| EXERCISE |
Copy out all the lines in the records that include the word "Recordar".

| DATASET |
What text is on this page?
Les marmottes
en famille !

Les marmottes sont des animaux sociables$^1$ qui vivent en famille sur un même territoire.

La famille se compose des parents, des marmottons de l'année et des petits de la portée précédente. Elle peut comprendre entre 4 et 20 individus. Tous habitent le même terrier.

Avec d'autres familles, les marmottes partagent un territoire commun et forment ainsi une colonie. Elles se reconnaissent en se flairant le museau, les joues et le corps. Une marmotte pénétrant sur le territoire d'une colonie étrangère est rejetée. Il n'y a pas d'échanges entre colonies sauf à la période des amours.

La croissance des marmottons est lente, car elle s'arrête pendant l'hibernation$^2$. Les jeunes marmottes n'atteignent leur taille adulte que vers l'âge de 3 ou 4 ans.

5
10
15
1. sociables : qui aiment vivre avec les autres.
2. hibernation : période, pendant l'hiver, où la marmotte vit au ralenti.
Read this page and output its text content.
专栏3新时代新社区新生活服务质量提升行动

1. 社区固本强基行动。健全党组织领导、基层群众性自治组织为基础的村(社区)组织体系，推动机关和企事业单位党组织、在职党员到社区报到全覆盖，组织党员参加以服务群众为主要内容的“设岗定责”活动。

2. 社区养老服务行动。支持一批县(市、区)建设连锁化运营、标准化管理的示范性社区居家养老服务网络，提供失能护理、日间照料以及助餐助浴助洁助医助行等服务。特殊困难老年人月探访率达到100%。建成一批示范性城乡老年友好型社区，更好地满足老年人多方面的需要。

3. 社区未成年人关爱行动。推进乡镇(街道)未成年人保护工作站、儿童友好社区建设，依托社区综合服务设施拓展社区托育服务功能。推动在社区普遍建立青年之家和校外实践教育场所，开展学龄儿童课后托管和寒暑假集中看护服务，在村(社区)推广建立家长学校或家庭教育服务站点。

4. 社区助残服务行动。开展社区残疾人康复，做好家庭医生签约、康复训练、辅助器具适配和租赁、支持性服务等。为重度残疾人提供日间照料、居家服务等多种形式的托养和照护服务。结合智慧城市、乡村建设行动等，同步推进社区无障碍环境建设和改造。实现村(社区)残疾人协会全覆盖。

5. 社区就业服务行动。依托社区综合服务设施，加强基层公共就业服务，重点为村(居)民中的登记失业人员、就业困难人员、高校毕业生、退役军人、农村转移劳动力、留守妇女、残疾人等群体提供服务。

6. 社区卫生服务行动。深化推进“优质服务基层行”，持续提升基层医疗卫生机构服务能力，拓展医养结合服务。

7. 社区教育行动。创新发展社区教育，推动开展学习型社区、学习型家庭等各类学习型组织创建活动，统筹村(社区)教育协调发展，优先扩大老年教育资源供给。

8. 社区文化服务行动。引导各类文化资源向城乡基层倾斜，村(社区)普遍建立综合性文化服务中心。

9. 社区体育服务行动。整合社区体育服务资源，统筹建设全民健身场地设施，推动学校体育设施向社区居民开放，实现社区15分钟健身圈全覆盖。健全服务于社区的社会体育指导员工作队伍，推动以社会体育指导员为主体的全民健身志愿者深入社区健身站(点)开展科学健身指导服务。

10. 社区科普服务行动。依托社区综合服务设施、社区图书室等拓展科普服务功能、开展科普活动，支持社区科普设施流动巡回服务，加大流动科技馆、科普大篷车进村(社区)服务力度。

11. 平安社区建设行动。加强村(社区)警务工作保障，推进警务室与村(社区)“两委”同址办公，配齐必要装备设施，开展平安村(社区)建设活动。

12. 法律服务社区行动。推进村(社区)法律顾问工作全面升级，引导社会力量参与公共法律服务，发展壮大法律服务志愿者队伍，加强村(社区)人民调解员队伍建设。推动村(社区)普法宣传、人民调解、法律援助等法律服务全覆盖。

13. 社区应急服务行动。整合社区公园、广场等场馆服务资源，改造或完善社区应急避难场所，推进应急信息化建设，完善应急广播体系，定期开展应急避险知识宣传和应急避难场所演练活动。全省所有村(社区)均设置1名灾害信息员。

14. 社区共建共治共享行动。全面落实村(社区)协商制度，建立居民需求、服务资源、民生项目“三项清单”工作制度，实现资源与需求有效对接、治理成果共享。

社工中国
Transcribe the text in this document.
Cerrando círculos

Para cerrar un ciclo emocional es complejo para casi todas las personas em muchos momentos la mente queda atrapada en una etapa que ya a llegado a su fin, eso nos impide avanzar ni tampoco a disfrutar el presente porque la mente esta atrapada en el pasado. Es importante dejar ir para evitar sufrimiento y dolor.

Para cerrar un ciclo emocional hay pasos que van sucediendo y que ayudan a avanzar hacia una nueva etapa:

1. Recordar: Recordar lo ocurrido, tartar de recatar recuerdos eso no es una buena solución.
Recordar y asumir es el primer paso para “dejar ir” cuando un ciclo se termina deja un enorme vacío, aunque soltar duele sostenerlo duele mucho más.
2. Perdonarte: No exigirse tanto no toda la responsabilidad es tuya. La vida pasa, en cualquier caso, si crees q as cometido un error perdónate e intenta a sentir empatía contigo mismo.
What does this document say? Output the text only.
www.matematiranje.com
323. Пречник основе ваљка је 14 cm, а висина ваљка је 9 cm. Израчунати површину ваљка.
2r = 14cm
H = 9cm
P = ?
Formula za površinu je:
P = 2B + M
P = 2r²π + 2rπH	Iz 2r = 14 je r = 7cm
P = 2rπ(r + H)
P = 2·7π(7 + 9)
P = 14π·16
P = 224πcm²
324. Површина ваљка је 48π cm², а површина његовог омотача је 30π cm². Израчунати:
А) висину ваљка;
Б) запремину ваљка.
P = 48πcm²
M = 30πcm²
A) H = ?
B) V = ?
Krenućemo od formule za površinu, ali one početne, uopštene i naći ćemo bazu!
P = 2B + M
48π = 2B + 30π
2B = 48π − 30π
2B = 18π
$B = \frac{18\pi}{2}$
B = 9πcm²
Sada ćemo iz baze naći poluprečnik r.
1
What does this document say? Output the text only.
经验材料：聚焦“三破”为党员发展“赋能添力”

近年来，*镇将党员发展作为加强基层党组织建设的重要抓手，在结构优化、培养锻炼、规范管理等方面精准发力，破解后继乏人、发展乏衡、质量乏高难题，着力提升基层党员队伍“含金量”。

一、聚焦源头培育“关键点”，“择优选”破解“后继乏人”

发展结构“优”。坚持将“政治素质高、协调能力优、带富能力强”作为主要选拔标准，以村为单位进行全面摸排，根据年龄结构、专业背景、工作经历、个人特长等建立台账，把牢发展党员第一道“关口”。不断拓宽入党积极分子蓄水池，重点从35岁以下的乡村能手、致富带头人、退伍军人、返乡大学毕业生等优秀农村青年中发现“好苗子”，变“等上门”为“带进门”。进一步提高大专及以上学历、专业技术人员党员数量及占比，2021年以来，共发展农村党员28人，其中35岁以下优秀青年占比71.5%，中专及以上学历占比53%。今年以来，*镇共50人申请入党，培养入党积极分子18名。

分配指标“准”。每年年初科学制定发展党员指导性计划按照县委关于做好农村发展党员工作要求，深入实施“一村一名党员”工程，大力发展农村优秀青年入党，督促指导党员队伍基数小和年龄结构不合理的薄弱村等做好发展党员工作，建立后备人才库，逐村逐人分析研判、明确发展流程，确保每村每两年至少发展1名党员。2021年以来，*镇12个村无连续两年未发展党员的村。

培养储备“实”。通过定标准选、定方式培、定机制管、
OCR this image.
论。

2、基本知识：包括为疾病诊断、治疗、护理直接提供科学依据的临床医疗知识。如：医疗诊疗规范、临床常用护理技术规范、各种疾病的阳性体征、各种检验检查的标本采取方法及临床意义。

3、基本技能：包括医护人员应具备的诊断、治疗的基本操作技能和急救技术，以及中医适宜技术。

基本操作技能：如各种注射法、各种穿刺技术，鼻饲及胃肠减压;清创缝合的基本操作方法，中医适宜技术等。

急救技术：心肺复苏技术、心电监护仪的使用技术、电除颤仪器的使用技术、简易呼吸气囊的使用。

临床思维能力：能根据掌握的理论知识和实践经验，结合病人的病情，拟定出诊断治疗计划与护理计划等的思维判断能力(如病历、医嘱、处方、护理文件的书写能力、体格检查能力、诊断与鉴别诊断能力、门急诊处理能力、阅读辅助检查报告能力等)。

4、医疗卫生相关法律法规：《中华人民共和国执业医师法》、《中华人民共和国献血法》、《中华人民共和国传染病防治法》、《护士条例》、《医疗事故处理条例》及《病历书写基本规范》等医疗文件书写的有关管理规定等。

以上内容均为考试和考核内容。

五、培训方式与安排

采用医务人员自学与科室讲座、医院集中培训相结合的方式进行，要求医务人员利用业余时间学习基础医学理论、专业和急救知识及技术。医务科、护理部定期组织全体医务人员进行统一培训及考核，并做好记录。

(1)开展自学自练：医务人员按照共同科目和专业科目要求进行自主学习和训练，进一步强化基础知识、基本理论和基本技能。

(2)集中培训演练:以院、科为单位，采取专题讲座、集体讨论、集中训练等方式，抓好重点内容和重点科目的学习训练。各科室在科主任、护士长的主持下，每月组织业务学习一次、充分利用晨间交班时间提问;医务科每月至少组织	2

| TASK RESPONSE |
1. Recordar: Recordar lo ocurrido, tartar de recatar recuerdos eso no es una buena solución.
Recordar y asumir es el primer paso para “dejar ir” cuando un ciclo se termina deja un enorme vacío, aunque soltar duele sostenerlo duele mucho más.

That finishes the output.